**Objective:** Report only the number of lines in this material that include "title".

BEGIN Records to use

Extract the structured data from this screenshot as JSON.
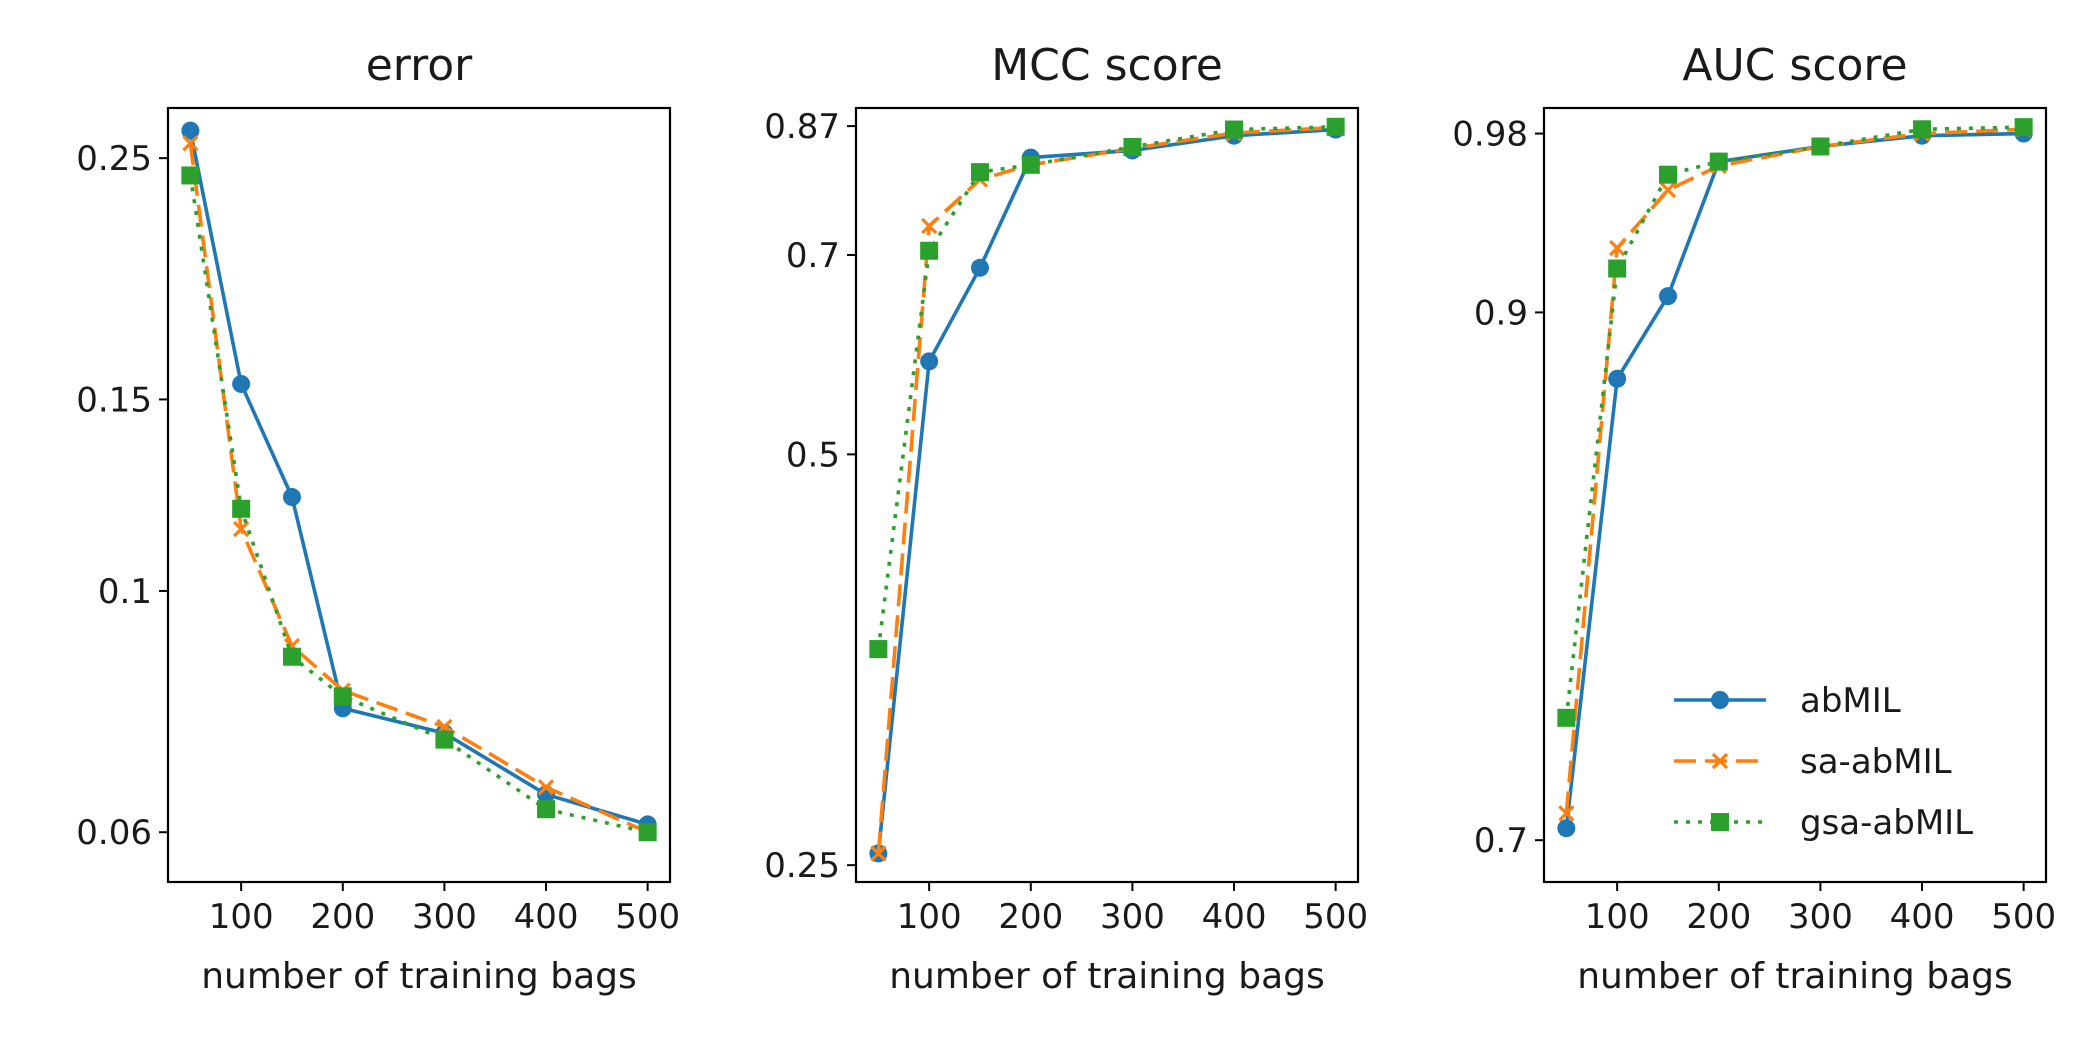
{
  "chart_data": [
    {
      "type": "line",
      "title": "error",
      "xlabel": "number of training bags",
      "ylabel": "",
      "xlim": [
        28,
        522
      ],
      "ylim": [
        0.054,
        0.278
      ],
      "xticks": [
        100,
        200,
        300,
        400,
        500
      ],
      "xtick_labels": [
        "100",
        "200",
        "300",
        "400",
        "500"
      ],
      "yticks": [
        0.06,
        0.1,
        0.15,
        0.25
      ],
      "ytick_labels": [
        "0.06",
        "0.1",
        "0.15",
        "0.25"
      ],
      "y_scale": "log",
      "grid": false,
      "x": [
        50,
        100,
        150,
        200,
        300,
        400,
        500
      ],
      "series": [
        {
          "name": "abMIL",
          "color": "#1f77b4",
          "dash": "solid",
          "marker": "circle",
          "values": [
            0.265,
            0.155,
            0.122,
            0.078,
            0.074,
            0.065,
            0.061
          ]
        },
        {
          "name": "sa-abMIL",
          "color": "#ff7f0e",
          "dash": "dashed",
          "marker": "x",
          "values": [
            0.258,
            0.114,
            0.089,
            0.081,
            0.075,
            0.066,
            0.06
          ]
        },
        {
          "name": "gsa-abMIL",
          "color": "#2ca02c",
          "dash": "dotted",
          "marker": "square",
          "values": [
            0.241,
            0.119,
            0.087,
            0.08,
            0.073,
            0.063,
            0.06
          ]
        }
      ]
    },
    {
      "type": "line",
      "title": "MCC score",
      "xlabel": "number of training bags",
      "ylabel": "",
      "xlim": [
        28,
        522
      ],
      "ylim": [
        0.243,
        0.897
      ],
      "xticks": [
        100,
        200,
        300,
        400,
        500
      ],
      "xtick_labels": [
        "100",
        "200",
        "300",
        "400",
        "500"
      ],
      "yticks": [
        0.25,
        0.5,
        0.7,
        0.87
      ],
      "ytick_labels": [
        "0.25",
        "0.5",
        "0.7",
        "0.87"
      ],
      "y_scale": "log",
      "grid": false,
      "x": [
        50,
        100,
        150,
        200,
        300,
        400,
        500
      ],
      "series": [
        {
          "name": "abMIL",
          "color": "#1f77b4",
          "dash": "solid",
          "marker": "circle",
          "values": [
            0.255,
            0.585,
            0.685,
            0.825,
            0.835,
            0.856,
            0.865
          ]
        },
        {
          "name": "sa-abMIL",
          "color": "#ff7f0e",
          "dash": "dashed",
          "marker": "x",
          "values": [
            0.255,
            0.735,
            0.795,
            0.815,
            0.838,
            0.86,
            0.868
          ]
        },
        {
          "name": "gsa-abMIL",
          "color": "#2ca02c",
          "dash": "dotted",
          "marker": "square",
          "values": [
            0.36,
            0.705,
            0.805,
            0.815,
            0.84,
            0.865,
            0.869
          ]
        }
      ]
    },
    {
      "type": "line",
      "title": "AUC score",
      "xlabel": "number of training bags",
      "ylabel": "",
      "xlim": [
        28,
        522
      ],
      "ylim": [
        0.6862,
        0.992
      ],
      "xticks": [
        100,
        200,
        300,
        400,
        500
      ],
      "xtick_labels": [
        "100",
        "200",
        "300",
        "400",
        "500"
      ],
      "yticks": [
        0.7,
        0.9,
        0.98
      ],
      "ytick_labels": [
        "0.7",
        "0.9",
        "0.98"
      ],
      "y_scale": "log",
      "grid": false,
      "x": [
        50,
        100,
        150,
        200,
        300,
        400,
        500
      ],
      "legend": "lower-right",
      "series": [
        {
          "name": "abMIL",
          "color": "#1f77b4",
          "dash": "solid",
          "marker": "circle",
          "values": [
            0.704,
            0.872,
            0.907,
            0.967,
            0.974,
            0.979,
            0.98
          ]
        },
        {
          "name": "sa-abMIL",
          "color": "#ff7f0e",
          "dash": "dashed",
          "marker": "x",
          "values": [
            0.709,
            0.928,
            0.954,
            0.965,
            0.974,
            0.98,
            0.982
          ]
        },
        {
          "name": "gsa-abMIL",
          "color": "#2ca02c",
          "dash": "dotted",
          "marker": "square",
          "values": [
            0.742,
            0.919,
            0.961,
            0.967,
            0.974,
            0.982,
            0.983
          ]
        }
      ]
    }
  ]
}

END Records to use

**Written reply:** 3